#### RECORDS SHOWN

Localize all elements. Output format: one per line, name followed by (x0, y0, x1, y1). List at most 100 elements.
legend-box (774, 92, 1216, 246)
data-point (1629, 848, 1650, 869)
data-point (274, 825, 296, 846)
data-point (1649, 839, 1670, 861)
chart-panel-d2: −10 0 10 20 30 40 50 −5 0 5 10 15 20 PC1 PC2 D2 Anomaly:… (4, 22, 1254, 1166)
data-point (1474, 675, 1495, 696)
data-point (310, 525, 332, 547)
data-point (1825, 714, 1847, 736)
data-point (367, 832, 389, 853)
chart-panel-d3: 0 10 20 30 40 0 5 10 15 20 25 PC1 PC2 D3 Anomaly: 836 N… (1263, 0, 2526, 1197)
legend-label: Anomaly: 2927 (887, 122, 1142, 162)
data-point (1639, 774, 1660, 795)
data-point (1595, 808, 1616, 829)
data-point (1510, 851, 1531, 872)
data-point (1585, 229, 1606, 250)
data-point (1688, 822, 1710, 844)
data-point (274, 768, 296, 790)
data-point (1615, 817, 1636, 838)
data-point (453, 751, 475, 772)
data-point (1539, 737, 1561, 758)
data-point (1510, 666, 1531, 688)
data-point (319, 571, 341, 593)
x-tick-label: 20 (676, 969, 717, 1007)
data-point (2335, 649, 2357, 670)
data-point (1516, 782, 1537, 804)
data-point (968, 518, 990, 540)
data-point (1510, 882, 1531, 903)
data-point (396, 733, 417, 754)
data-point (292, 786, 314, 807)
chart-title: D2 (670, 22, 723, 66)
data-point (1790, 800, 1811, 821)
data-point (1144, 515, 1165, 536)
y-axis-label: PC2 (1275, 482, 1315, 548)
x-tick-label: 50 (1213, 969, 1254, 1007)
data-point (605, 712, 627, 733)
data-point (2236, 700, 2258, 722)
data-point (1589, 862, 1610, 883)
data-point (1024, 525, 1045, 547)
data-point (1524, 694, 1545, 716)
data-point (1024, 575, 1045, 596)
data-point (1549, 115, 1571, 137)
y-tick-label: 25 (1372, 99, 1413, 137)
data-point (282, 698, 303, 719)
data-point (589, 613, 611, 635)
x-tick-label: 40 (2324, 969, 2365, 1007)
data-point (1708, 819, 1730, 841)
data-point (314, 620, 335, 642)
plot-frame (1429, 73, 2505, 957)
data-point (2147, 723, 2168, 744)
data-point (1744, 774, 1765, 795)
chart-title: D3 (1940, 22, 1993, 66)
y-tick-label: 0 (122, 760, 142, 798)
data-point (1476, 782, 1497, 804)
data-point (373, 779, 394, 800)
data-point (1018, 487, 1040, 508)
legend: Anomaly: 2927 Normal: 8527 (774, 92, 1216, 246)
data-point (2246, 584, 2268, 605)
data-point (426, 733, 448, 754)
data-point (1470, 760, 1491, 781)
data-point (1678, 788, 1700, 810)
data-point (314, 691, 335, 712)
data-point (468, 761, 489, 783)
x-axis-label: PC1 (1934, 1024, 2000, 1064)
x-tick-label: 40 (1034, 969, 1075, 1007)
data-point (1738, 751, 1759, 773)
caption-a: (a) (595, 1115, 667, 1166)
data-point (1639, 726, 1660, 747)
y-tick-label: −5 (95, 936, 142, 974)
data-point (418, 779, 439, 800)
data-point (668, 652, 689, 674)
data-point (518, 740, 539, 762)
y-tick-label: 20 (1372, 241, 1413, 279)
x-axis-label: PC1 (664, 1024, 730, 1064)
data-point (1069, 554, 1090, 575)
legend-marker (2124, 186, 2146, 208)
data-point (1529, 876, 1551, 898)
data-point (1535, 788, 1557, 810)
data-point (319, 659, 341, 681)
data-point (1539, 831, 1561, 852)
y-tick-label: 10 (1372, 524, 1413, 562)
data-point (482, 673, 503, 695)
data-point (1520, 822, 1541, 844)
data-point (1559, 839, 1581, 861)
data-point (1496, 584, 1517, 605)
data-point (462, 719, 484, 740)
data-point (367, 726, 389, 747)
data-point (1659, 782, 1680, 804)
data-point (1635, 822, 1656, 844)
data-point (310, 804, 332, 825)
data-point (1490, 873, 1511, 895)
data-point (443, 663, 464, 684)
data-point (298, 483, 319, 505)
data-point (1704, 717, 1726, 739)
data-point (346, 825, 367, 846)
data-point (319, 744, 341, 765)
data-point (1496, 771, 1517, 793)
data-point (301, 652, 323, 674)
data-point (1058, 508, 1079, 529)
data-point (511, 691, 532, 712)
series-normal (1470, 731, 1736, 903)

#### GOAL
Quote the listing word for word, from its first line down to the line containing "data-point (605, 712, 627, 733)", including both of those lines.

#### ANSWER
Localize all elements. Output format: one per line, name followed by (x0, y0, x1, y1). List at most 100 elements.
legend-box (774, 92, 1216, 246)
data-point (1629, 848, 1650, 869)
data-point (274, 825, 296, 846)
data-point (1649, 839, 1670, 861)
chart-panel-d2: −10 0 10 20 30 40 50 −5 0 5 10 15 20 PC1 PC2 D2 Anomaly:… (4, 22, 1254, 1166)
data-point (1474, 675, 1495, 696)
data-point (310, 525, 332, 547)
data-point (1825, 714, 1847, 736)
data-point (367, 832, 389, 853)
chart-panel-d3: 0 10 20 30 40 0 5 10 15 20 25 PC1 PC2 D3 Anomaly: 836 N… (1263, 0, 2526, 1197)
legend-label: Anomaly: 2927 (887, 122, 1142, 162)
data-point (1639, 774, 1660, 795)
data-point (1595, 808, 1616, 829)
data-point (1510, 851, 1531, 872)
data-point (1585, 229, 1606, 250)
data-point (1688, 822, 1710, 844)
data-point (274, 768, 296, 790)
data-point (1615, 817, 1636, 838)
data-point (453, 751, 475, 772)
data-point (1539, 737, 1561, 758)
data-point (1510, 666, 1531, 688)
data-point (319, 571, 341, 593)
x-tick-label: 20 (676, 969, 717, 1007)
data-point (2335, 649, 2357, 670)
data-point (1516, 782, 1537, 804)
data-point (968, 518, 990, 540)
data-point (1510, 882, 1531, 903)
data-point (396, 733, 417, 754)
data-point (292, 786, 314, 807)
chart-title: D2 (670, 22, 723, 66)
data-point (1790, 800, 1811, 821)
data-point (1144, 515, 1165, 536)
y-axis-label: PC2 (1275, 482, 1315, 548)
x-tick-label: 50 (1213, 969, 1254, 1007)
data-point (605, 712, 627, 733)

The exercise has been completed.